* _Task to complete_
Type out the data exactly as given. Skip any image.

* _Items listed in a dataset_
===============
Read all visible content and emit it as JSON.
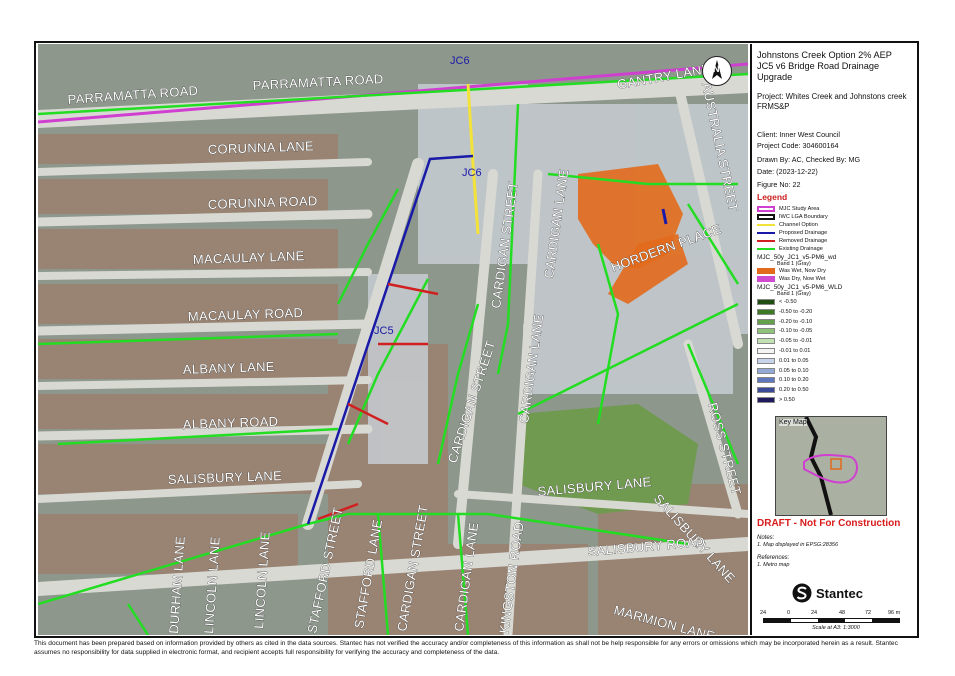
{
  "title": {
    "line1": "Johnstons Creek Option 2% AEP",
    "line2": "JC5 v6 Bridge Road Drainage",
    "line3": "Upgrade"
  },
  "project": "Project: Whites Creek and Johnstons creek FRMS&P",
  "client": "Client: Inner West Council",
  "project_code": "Project Code: 304600164",
  "drawn_by": "Drawn By: AC, Checked By: MG",
  "date": "Date: (2023-12-22)",
  "figure_no": "Figure No: 22",
  "north_label": "N",
  "legend": {
    "heading": "Legend",
    "items": [
      {
        "label": "MJC Study Area",
        "color": "#d040d0",
        "kind": "box"
      },
      {
        "label": "IWC LGA Boundary",
        "color": "#111111",
        "kind": "box"
      },
      {
        "label": "Channel Option",
        "color": "#f2e23a",
        "kind": "line"
      },
      {
        "label": "Proposed Drainage",
        "color": "#1a1aa8",
        "kind": "line"
      },
      {
        "label": "Removed Drainage",
        "color": "#d02020",
        "kind": "line"
      },
      {
        "label": "Existing Drainage",
        "color": "#22dd22",
        "kind": "line"
      }
    ],
    "wd_layer": "MJC_50y_JC1_v5-PM6_wd",
    "wd_band": "Band 1 (Gray)",
    "wd_items": [
      {
        "label": "Was Wet, Now Dry",
        "color": "#e26a1c"
      },
      {
        "label": "Was Dry, Now Wet",
        "color": "#d04ad0"
      }
    ],
    "wld_layer": "MJC_50y_JC1_v5-PM6_WLD",
    "wld_band": "Band 1 (Gray)",
    "wld_items": [
      {
        "label": "< -0.50",
        "color": "#1f4d12"
      },
      {
        "label": "-0.50 to -0.20",
        "color": "#3c7a26"
      },
      {
        "label": "-0.20 to -0.10",
        "color": "#62a04c"
      },
      {
        "label": "-0.10 to -0.05",
        "color": "#8fc27a"
      },
      {
        "label": "-0.05 to -0.01",
        "color": "#c2e2b4"
      },
      {
        "label": "-0.01 to 0.01",
        "color": "#f4f4f4"
      },
      {
        "label": "0.01 to 0.05",
        "color": "#c8d4ea"
      },
      {
        "label": "0.05 to 0.10",
        "color": "#93a9d6"
      },
      {
        "label": "0.10 to 0.20",
        "color": "#6078bd"
      },
      {
        "label": "0.20 to 0.50",
        "color": "#3b4b98"
      },
      {
        "label": "> 0.50",
        "color": "#1e1a5e"
      }
    ]
  },
  "key_map": {
    "label": "Key Map"
  },
  "draft": "DRAFT - Not For Construction",
  "notes": {
    "heading": "Notes:",
    "line1": "1. Map displayed in EPSG:28356"
  },
  "references": {
    "heading": "References:",
    "line1": "1. Metro map"
  },
  "brand": "Stantec",
  "scale_bar": {
    "ticks": [
      "24",
      "0",
      "24",
      "48",
      "72",
      "96 m"
    ],
    "scale_text": "Scale at A3: 1:3000"
  },
  "map_labels": {
    "streets": [
      {
        "name": "PARRAMATTA ROAD",
        "id": "parramatta-road-west"
      },
      {
        "name": "PARRAMATTA ROAD",
        "id": "parramatta-road-east"
      },
      {
        "name": "CORUNNA LANE",
        "id": "corunna-lane"
      },
      {
        "name": "CORUNNA ROAD",
        "id": "corunna-road"
      },
      {
        "name": "MACAULAY LANE",
        "id": "macaulay-lane"
      },
      {
        "name": "MACAULAY ROAD",
        "id": "macaulay-road"
      },
      {
        "name": "ALBANY LANE",
        "id": "albany-lane"
      },
      {
        "name": "ALBANY ROAD",
        "id": "albany-road"
      },
      {
        "name": "SALISBURY LANE",
        "id": "salisbury-lane-west"
      },
      {
        "name": "CARDIGAN STREET",
        "id": "cardigan-street-north"
      },
      {
        "name": "CARDIGAN LANE",
        "id": "cardigan-lane-north"
      },
      {
        "name": "CARDIGAN LANE",
        "id": "cardigan-lane-mid"
      },
      {
        "name": "CARDIGAN STREET",
        "id": "cardigan-street-mid"
      },
      {
        "name": "HORDERN PLACE",
        "id": "hordern-place"
      },
      {
        "name": "GANTRY LANE",
        "id": "gantry-lane"
      },
      {
        "name": "AUSTRALIA STREET",
        "id": "australia-street"
      },
      {
        "name": "ROSS STREET",
        "id": "ross-street"
      },
      {
        "name": "SALISBURY LANE",
        "id": "salisbury-lane-east"
      },
      {
        "name": "SALISBURY LANE",
        "id": "salisbury-lane-diag"
      },
      {
        "name": "SALISBURY ROAD",
        "id": "salisbury-road"
      },
      {
        "name": "MARMION LANE",
        "id": "marmion-lane"
      },
      {
        "name": "DURHAM LANE",
        "id": "durham-lane"
      },
      {
        "name": "LINCOLN LANE",
        "id": "lincoln-lane-west"
      },
      {
        "name": "LINCOLN LANE",
        "id": "lincoln-lane-east"
      },
      {
        "name": "STAFFORD STREET",
        "id": "stafford-street"
      },
      {
        "name": "STAFFORD LANE",
        "id": "stafford-lane"
      },
      {
        "name": "CARDIGAN STREET",
        "id": "cardigan-street-south"
      },
      {
        "name": "CARDIGAN LANE",
        "id": "cardigan-lane-south"
      },
      {
        "name": "KINGSTON ROAD",
        "id": "kingston-road"
      }
    ],
    "channels": [
      {
        "name": "JC6",
        "id": "jc6-top"
      },
      {
        "name": "JC6",
        "id": "jc6-mid"
      },
      {
        "name": "JC5",
        "id": "jc5"
      }
    ]
  },
  "disclaimer": "This document has been prepared based on information provided by others as cited in the data sources. Stantec has not verified the accuracy and/or completeness of this information as shall not be help responsible for any errors or omissions which may be incorporated herein as a result. Stantec assumes no responsibility for data supplied in electronic format, and recipient accepts full responsibility for verifying the accuracy and completeness of the data."
}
===============
* _Result below_
Read all visible content and emit it as JSON.
{
  "title": {
    "line1": "Johnstons Creek Option 2% AEP",
    "line2": "JC5 v6 Bridge Road Drainage",
    "line3": "Upgrade"
  },
  "project": "Project: Whites Creek and Johnstons creek FRMS&P",
  "client": "Client: Inner West Council",
  "project_code": "Project Code: 304600164",
  "drawn_by": "Drawn By: AC, Checked By: MG",
  "date": "Date: (2023-12-22)",
  "figure_no": "Figure No: 22",
  "north_label": "N",
  "legend": {
    "heading": "Legend",
    "items": [
      {
        "label": "MJC Study Area",
        "color": "#d040d0",
        "kind": "box"
      },
      {
        "label": "IWC LGA Boundary",
        "color": "#111111",
        "kind": "box"
      },
      {
        "label": "Channel Option",
        "color": "#f2e23a",
        "kind": "line"
      },
      {
        "label": "Proposed Drainage",
        "color": "#1a1aa8",
        "kind": "line"
      },
      {
        "label": "Removed Drainage",
        "color": "#d02020",
        "kind": "line"
      },
      {
        "label": "Existing Drainage",
        "color": "#22dd22",
        "kind": "line"
      }
    ],
    "wd_layer": "MJC_50y_JC1_v5-PM6_wd",
    "wd_band": "Band 1 (Gray)",
    "wd_items": [
      {
        "label": "Was Wet, Now Dry",
        "color": "#e26a1c"
      },
      {
        "label": "Was Dry, Now Wet",
        "color": "#d04ad0"
      }
    ],
    "wld_layer": "MJC_50y_JC1_v5-PM6_WLD",
    "wld_band": "Band 1 (Gray)",
    "wld_items": [
      {
        "label": "< -0.50",
        "color": "#1f4d12"
      },
      {
        "label": "-0.50 to -0.20",
        "color": "#3c7a26"
      },
      {
        "label": "-0.20 to -0.10",
        "color": "#62a04c"
      },
      {
        "label": "-0.10 to -0.05",
        "color": "#8fc27a"
      },
      {
        "label": "-0.05 to -0.01",
        "color": "#c2e2b4"
      },
      {
        "label": "-0.01 to 0.01",
        "color": "#f4f4f4"
      },
      {
        "label": "0.01 to 0.05",
        "color": "#c8d4ea"
      },
      {
        "label": "0.05 to 0.10",
        "color": "#93a9d6"
      },
      {
        "label": "0.10 to 0.20",
        "color": "#6078bd"
      },
      {
        "label": "0.20 to 0.50",
        "color": "#3b4b98"
      },
      {
        "label": "> 0.50",
        "color": "#1e1a5e"
      }
    ]
  },
  "key_map": {
    "label": "Key Map"
  },
  "draft": "DRAFT - Not For Construction",
  "notes": {
    "heading": "Notes:",
    "line1": "1. Map displayed in EPSG:28356"
  },
  "references": {
    "heading": "References:",
    "line1": "1. Metro map"
  },
  "brand": "Stantec",
  "scale_bar": {
    "ticks": [
      "24",
      "0",
      "24",
      "48",
      "72",
      "96 m"
    ],
    "scale_text": "Scale at A3: 1:3000"
  },
  "map_labels": {
    "streets": [
      {
        "name": "PARRAMATTA ROAD",
        "id": "parramatta-road-west"
      },
      {
        "name": "PARRAMATTA ROAD",
        "id": "parramatta-road-east"
      },
      {
        "name": "CORUNNA LANE",
        "id": "corunna-lane"
      },
      {
        "name": "CORUNNA ROAD",
        "id": "corunna-road"
      },
      {
        "name": "MACAULAY LANE",
        "id": "macaulay-lane"
      },
      {
        "name": "MACAULAY ROAD",
        "id": "macaulay-road"
      },
      {
        "name": "ALBANY LANE",
        "id": "albany-lane"
      },
      {
        "name": "ALBANY ROAD",
        "id": "albany-road"
      },
      {
        "name": "SALISBURY LANE",
        "id": "salisbury-lane-west"
      },
      {
        "name": "CARDIGAN STREET",
        "id": "cardigan-street-north"
      },
      {
        "name": "CARDIGAN LANE",
        "id": "cardigan-lane-north"
      },
      {
        "name": "CARDIGAN LANE",
        "id": "cardigan-lane-mid"
      },
      {
        "name": "CARDIGAN STREET",
        "id": "cardigan-street-mid"
      },
      {
        "name": "HORDERN PLACE",
        "id": "hordern-place"
      },
      {
        "name": "GANTRY LANE",
        "id": "gantry-lane"
      },
      {
        "name": "AUSTRALIA STREET",
        "id": "australia-street"
      },
      {
        "name": "ROSS STREET",
        "id": "ross-street"
      },
      {
        "name": "SALISBURY LANE",
        "id": "salisbury-lane-east"
      },
      {
        "name": "SALISBURY LANE",
        "id": "salisbury-lane-diag"
      },
      {
        "name": "SALISBURY ROAD",
        "id": "salisbury-road"
      },
      {
        "name": "MARMION LANE",
        "id": "marmion-lane"
      },
      {
        "name": "DURHAM LANE",
        "id": "durham-lane"
      },
      {
        "name": "LINCOLN LANE",
        "id": "lincoln-lane-west"
      },
      {
        "name": "LINCOLN LANE",
        "id": "lincoln-lane-east"
      },
      {
        "name": "STAFFORD STREET",
        "id": "stafford-street"
      },
      {
        "name": "STAFFORD LANE",
        "id": "stafford-lane"
      },
      {
        "name": "CARDIGAN STREET",
        "id": "cardigan-street-south"
      },
      {
        "name": "CARDIGAN LANE",
        "id": "cardigan-lane-south"
      },
      {
        "name": "KINGSTON ROAD",
        "id": "kingston-road"
      }
    ],
    "channels": [
      {
        "name": "JC6",
        "id": "jc6-top"
      },
      {
        "name": "JC6",
        "id": "jc6-mid"
      },
      {
        "name": "JC5",
        "id": "jc5"
      }
    ]
  },
  "disclaimer": "This document has been prepared based on information provided by others as cited in the data sources. Stantec has not verified the accuracy and/or completeness of this information as shall not be help responsible for any errors or omissions which may be incorporated herein as a result. Stantec assumes no responsibility for data supplied in electronic format, and recipient accepts full responsibility for verifying the accuracy and completeness of the data."
}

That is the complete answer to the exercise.